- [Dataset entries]
=-=-=

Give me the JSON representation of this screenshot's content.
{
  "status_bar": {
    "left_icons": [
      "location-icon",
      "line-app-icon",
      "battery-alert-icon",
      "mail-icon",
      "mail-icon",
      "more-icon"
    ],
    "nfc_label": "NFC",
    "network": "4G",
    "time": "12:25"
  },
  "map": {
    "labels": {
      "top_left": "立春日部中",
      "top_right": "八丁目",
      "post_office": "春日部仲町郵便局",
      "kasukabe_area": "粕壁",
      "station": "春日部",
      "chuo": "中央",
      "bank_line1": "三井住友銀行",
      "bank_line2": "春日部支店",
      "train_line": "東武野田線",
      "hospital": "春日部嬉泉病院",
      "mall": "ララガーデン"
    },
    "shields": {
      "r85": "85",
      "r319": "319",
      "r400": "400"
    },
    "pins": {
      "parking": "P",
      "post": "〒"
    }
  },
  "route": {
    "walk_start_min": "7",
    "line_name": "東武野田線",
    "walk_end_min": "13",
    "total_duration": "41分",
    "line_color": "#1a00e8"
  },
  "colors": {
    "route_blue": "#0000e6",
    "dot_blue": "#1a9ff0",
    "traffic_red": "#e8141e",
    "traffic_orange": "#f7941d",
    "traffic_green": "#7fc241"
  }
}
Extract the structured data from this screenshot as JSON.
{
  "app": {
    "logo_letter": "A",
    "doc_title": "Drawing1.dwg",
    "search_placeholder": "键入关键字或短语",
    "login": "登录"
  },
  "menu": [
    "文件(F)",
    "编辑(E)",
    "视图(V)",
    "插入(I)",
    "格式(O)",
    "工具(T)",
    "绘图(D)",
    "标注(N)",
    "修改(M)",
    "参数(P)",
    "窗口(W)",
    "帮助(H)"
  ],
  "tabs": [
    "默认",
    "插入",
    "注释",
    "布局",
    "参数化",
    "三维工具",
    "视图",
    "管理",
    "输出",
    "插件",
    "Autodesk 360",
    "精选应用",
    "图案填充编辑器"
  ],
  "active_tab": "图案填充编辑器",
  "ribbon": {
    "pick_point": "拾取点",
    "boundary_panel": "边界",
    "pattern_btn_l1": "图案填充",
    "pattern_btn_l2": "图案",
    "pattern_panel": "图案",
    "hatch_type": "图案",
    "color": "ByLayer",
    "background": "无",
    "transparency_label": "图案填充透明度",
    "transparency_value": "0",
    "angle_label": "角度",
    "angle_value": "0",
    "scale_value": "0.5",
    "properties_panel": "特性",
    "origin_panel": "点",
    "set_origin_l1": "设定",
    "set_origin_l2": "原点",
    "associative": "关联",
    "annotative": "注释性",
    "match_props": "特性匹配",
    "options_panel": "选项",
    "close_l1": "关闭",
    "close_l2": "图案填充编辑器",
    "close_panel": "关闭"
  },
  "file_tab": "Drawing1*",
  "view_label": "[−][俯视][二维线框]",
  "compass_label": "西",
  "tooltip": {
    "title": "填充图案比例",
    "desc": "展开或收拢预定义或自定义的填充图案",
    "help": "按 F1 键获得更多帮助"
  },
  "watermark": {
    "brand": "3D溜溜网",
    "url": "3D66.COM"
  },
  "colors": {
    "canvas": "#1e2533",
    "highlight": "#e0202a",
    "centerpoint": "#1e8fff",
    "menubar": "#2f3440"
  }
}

=-=-=

- [JOB] Please output the entire listing exactly as it stands.

- [ANSWER TO THE TASK]
Give me the JSON representation of this screenshot's content.
{
  "status_bar": {
    "left_icons": [
      "location-icon",
      "line-app-icon",
      "battery-alert-icon",
      "mail-icon",
      "mail-icon",
      "more-icon"
    ],
    "nfc_label": "NFC",
    "network": "4G",
    "time": "12:25"
  },
  "map": {
    "labels": {
      "top_left": "立春日部中",
      "top_right": "八丁目",
      "post_office": "春日部仲町郵便局",
      "kasukabe_area": "粕壁",
      "station": "春日部",
      "chuo": "中央",
      "bank_line1": "三井住友銀行",
      "bank_line2": "春日部支店",
      "train_line": "東武野田線",
      "hospital": "春日部嬉泉病院",
      "mall": "ララガーデン"
    },
    "shields": {
      "r85": "85",
      "r319": "319",
      "r400": "400"
    },
    "pins": {
      "parking": "P",
      "post": "〒"
    }
  },
  "route": {
    "walk_start_min": "7",
    "line_name": "東武野田線",
    "walk_end_min": "13",
    "total_duration": "41分",
    "line_color": "#1a00e8"
  },
  "colors": {
    "route_blue": "#0000e6",
    "dot_blue": "#1a9ff0",
    "traffic_red": "#e8141e",
    "traffic_orange": "#f7941d",
    "traffic_green": "#7fc241"
  }
}
Extract the structured data from this screenshot as JSON.
{
  "app": {
    "logo_letter": "A",
    "doc_title": "Drawing1.dwg",
    "search_placeholder": "键入关键字或短语",
    "login": "登录"
  },
  "menu": [
    "文件(F)",
    "编辑(E)",
    "视图(V)",
    "插入(I)",
    "格式(O)",
    "工具(T)",
    "绘图(D)",
    "标注(N)",
    "修改(M)",
    "参数(P)",
    "窗口(W)",
    "帮助(H)"
  ],
  "tabs": [
    "默认",
    "插入",
    "注释",
    "布局",
    "参数化",
    "三维工具",
    "视图",
    "管理",
    "输出",
    "插件",
    "Autodesk 360",
    "精选应用",
    "图案填充编辑器"
  ],
  "active_tab": "图案填充编辑器",
  "ribbon": {
    "pick_point": "拾取点",
    "boundary_panel": "边界",
    "pattern_btn_l1": "图案填充",
    "pattern_btn_l2": "图案",
    "pattern_panel": "图案",
    "hatch_type": "图案",
    "color": "ByLayer",
    "background": "无",
    "transparency_label": "图案填充透明度",
    "transparency_value": "0",
    "angle_label": "角度",
    "angle_value": "0",
    "scale_value": "0.5",
    "properties_panel": "特性",
    "origin_panel": "点",
    "set_origin_l1": "设定",
    "set_origin_l2": "原点",
    "associative": "关联",
    "annotative": "注释性",
    "match_props": "特性匹配",
    "options_panel": "选项",
    "close_l1": "关闭",
    "close_l2": "图案填充编辑器",
    "close_panel": "关闭"
  },
  "file_tab": "Drawing1*",
  "view_label": "[−][俯视][二维线框]",
  "compass_label": "西",
  "tooltip": {
    "title": "填充图案比例",
    "desc": "展开或收拢预定义或自定义的填充图案",
    "help": "按 F1 键获得更多帮助"
  },
  "watermark": {
    "brand": "3D溜溜网",
    "url": "3D66.COM"
  },
  "colors": {
    "canvas": "#1e2533",
    "highlight": "#e0202a",
    "centerpoint": "#1e8fff",
    "menubar": "#2f3440"
  }
}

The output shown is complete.